Restate every entry word for word.
■ ■ ■ ■ ■ ■ ■
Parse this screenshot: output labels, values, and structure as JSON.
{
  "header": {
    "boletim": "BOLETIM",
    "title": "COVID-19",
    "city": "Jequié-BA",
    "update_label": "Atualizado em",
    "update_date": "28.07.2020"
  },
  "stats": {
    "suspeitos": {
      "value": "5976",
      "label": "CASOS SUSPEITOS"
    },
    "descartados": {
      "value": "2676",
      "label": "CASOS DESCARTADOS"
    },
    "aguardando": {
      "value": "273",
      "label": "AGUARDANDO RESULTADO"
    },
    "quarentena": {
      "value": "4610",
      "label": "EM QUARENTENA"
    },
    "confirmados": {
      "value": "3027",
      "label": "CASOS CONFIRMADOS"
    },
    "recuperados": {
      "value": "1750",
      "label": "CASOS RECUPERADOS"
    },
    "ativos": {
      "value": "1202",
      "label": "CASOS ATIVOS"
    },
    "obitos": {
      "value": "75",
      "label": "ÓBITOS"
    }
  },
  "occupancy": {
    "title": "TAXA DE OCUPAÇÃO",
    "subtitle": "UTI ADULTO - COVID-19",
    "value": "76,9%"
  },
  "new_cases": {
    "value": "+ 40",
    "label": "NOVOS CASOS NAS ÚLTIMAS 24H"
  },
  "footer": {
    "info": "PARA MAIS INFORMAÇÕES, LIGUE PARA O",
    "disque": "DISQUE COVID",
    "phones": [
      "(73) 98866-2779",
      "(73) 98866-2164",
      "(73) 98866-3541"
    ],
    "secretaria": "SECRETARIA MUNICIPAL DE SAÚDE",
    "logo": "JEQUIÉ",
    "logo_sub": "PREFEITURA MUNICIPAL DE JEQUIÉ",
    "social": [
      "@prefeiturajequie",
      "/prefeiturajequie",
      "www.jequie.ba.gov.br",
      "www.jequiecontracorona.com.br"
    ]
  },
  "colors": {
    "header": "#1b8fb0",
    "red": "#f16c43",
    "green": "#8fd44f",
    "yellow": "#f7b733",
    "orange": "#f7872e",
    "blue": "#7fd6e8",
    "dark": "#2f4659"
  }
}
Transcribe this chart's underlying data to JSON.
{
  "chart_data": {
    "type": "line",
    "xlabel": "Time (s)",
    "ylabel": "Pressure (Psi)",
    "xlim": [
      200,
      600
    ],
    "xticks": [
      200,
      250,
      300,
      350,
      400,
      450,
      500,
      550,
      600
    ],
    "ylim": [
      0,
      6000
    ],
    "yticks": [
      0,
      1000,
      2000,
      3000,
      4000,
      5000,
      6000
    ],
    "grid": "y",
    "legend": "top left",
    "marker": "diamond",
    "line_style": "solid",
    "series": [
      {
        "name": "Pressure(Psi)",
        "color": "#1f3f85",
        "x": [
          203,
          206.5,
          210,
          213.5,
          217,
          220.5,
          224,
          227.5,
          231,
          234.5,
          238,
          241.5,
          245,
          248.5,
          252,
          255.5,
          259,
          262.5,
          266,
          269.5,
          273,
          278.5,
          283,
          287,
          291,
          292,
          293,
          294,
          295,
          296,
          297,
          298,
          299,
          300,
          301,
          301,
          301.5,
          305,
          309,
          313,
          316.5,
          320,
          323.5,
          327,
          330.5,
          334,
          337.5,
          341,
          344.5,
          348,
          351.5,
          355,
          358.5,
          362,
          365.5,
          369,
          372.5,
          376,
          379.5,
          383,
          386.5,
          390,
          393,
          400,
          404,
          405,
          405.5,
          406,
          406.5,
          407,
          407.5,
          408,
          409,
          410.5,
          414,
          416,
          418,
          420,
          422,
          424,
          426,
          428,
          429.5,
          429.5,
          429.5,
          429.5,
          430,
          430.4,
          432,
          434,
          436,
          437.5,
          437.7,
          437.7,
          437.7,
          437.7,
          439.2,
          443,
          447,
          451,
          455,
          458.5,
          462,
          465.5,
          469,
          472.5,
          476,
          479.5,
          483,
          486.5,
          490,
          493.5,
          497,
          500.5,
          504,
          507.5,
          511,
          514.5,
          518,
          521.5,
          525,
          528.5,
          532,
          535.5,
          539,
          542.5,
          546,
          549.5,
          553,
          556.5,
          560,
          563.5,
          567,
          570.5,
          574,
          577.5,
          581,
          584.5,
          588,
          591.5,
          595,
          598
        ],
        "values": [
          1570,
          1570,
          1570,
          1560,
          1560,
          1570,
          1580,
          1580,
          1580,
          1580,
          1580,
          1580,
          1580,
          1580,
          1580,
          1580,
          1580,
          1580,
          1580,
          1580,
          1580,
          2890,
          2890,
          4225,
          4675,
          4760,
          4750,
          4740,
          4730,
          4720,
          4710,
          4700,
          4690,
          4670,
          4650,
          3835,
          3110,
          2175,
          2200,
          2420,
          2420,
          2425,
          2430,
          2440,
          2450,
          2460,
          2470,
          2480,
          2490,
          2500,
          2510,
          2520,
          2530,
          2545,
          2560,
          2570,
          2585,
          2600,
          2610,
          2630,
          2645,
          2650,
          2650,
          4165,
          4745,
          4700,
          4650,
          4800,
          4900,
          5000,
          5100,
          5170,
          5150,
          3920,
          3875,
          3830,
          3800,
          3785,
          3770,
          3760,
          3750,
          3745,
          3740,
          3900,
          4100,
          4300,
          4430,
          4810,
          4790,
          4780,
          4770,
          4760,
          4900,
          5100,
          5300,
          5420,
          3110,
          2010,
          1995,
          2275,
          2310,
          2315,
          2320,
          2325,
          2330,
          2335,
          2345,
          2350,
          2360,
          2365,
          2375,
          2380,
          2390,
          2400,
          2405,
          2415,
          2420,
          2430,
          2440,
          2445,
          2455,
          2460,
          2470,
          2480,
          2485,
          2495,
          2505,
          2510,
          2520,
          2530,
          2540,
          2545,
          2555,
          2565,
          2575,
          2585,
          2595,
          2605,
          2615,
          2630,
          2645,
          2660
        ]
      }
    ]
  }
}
■ ■ ■ ■ ■ ■ ■
EXPECTED OUTPUT -
Parse this screenshot: output labels, values, and structure as JSON.
{
  "header": {
    "boletim": "BOLETIM",
    "title": "COVID-19",
    "city": "Jequié-BA",
    "update_label": "Atualizado em",
    "update_date": "28.07.2020"
  },
  "stats": {
    "suspeitos": {
      "value": "5976",
      "label": "CASOS SUSPEITOS"
    },
    "descartados": {
      "value": "2676",
      "label": "CASOS DESCARTADOS"
    },
    "aguardando": {
      "value": "273",
      "label": "AGUARDANDO RESULTADO"
    },
    "quarentena": {
      "value": "4610",
      "label": "EM QUARENTENA"
    },
    "confirmados": {
      "value": "3027",
      "label": "CASOS CONFIRMADOS"
    },
    "recuperados": {
      "value": "1750",
      "label": "CASOS RECUPERADOS"
    },
    "ativos": {
      "value": "1202",
      "label": "CASOS ATIVOS"
    },
    "obitos": {
      "value": "75",
      "label": "ÓBITOS"
    }
  },
  "occupancy": {
    "title": "TAXA DE OCUPAÇÃO",
    "subtitle": "UTI ADULTO - COVID-19",
    "value": "76,9%"
  },
  "new_cases": {
    "value": "+ 40",
    "label": "NOVOS CASOS NAS ÚLTIMAS 24H"
  },
  "footer": {
    "info": "PARA MAIS INFORMAÇÕES, LIGUE PARA O",
    "disque": "DISQUE COVID",
    "phones": [
      "(73) 98866-2779",
      "(73) 98866-2164",
      "(73) 98866-3541"
    ],
    "secretaria": "SECRETARIA MUNICIPAL DE SAÚDE",
    "logo": "JEQUIÉ",
    "logo_sub": "PREFEITURA MUNICIPAL DE JEQUIÉ",
    "social": [
      "@prefeiturajequie",
      "/prefeiturajequie",
      "www.jequie.ba.gov.br",
      "www.jequiecontracorona.com.br"
    ]
  },
  "colors": {
    "header": "#1b8fb0",
    "red": "#f16c43",
    "green": "#8fd44f",
    "yellow": "#f7b733",
    "orange": "#f7872e",
    "blue": "#7fd6e8",
    "dark": "#2f4659"
  }
}
Transcribe this chart's underlying data to JSON.
{
  "chart_data": {
    "type": "line",
    "xlabel": "Time (s)",
    "ylabel": "Pressure (Psi)",
    "xlim": [
      200,
      600
    ],
    "xticks": [
      200,
      250,
      300,
      350,
      400,
      450,
      500,
      550,
      600
    ],
    "ylim": [
      0,
      6000
    ],
    "yticks": [
      0,
      1000,
      2000,
      3000,
      4000,
      5000,
      6000
    ],
    "grid": "y",
    "legend": "top left",
    "marker": "diamond",
    "line_style": "solid",
    "series": [
      {
        "name": "Pressure(Psi)",
        "color": "#1f3f85",
        "x": [
          203,
          206.5,
          210,
          213.5,
          217,
          220.5,
          224,
          227.5,
          231,
          234.5,
          238,
          241.5,
          245,
          248.5,
          252,
          255.5,
          259,
          262.5,
          266,
          269.5,
          273,
          278.5,
          283,
          287,
          291,
          292,
          293,
          294,
          295,
          296,
          297,
          298,
          299,
          300,
          301,
          301,
          301.5,
          305,
          309,
          313,
          316.5,
          320,
          323.5,
          327,
          330.5,
          334,
          337.5,
          341,
          344.5,
          348,
          351.5,
          355,
          358.5,
          362,
          365.5,
          369,
          372.5,
          376,
          379.5,
          383,
          386.5,
          390,
          393,
          400,
          404,
          405,
          405.5,
          406,
          406.5,
          407,
          407.5,
          408,
          409,
          410.5,
          414,
          416,
          418,
          420,
          422,
          424,
          426,
          428,
          429.5,
          429.5,
          429.5,
          429.5,
          430,
          430.4,
          432,
          434,
          436,
          437.5,
          437.7,
          437.7,
          437.7,
          437.7,
          439.2,
          443,
          447,
          451,
          455,
          458.5,
          462,
          465.5,
          469,
          472.5,
          476,
          479.5,
          483,
          486.5,
          490,
          493.5,
          497,
          500.5,
          504,
          507.5,
          511,
          514.5,
          518,
          521.5,
          525,
          528.5,
          532,
          535.5,
          539,
          542.5,
          546,
          549.5,
          553,
          556.5,
          560,
          563.5,
          567,
          570.5,
          574,
          577.5,
          581,
          584.5,
          588,
          591.5,
          595,
          598
        ],
        "values": [
          1570,
          1570,
          1570,
          1560,
          1560,
          1570,
          1580,
          1580,
          1580,
          1580,
          1580,
          1580,
          1580,
          1580,
          1580,
          1580,
          1580,
          1580,
          1580,
          1580,
          1580,
          2890,
          2890,
          4225,
          4675,
          4760,
          4750,
          4740,
          4730,
          4720,
          4710,
          4700,
          4690,
          4670,
          4650,
          3835,
          3110,
          2175,
          2200,
          2420,
          2420,
          2425,
          2430,
          2440,
          2450,
          2460,
          2470,
          2480,
          2490,
          2500,
          2510,
          2520,
          2530,
          2545,
          2560,
          2570,
          2585,
          2600,
          2610,
          2630,
          2645,
          2650,
          2650,
          4165,
          4745,
          4700,
          4650,
          4800,
          4900,
          5000,
          5100,
          5170,
          5150,
          3920,
          3875,
          3830,
          3800,
          3785,
          3770,
          3760,
          3750,
          3745,
          3740,
          3900,
          4100,
          4300,
          4430,
          4810,
          4790,
          4780,
          4770,
          4760,
          4900,
          5100,
          5300,
          5420,
          3110,
          2010,
          1995,
          2275,
          2310,
          2315,
          2320,
          2325,
          2330,
          2335,
          2345,
          2350,
          2360,
          2365,
          2375,
          2380,
          2390,
          2400,
          2405,
          2415,
          2420,
          2430,
          2440,
          2445,
          2455,
          2460,
          2470,
          2480,
          2485,
          2495,
          2505,
          2510,
          2520,
          2530,
          2540,
          2545,
          2555,
          2565,
          2575,
          2585,
          2595,
          2605,
          2615,
          2630,
          2645,
          2660
        ]
      }
    ]
  }
}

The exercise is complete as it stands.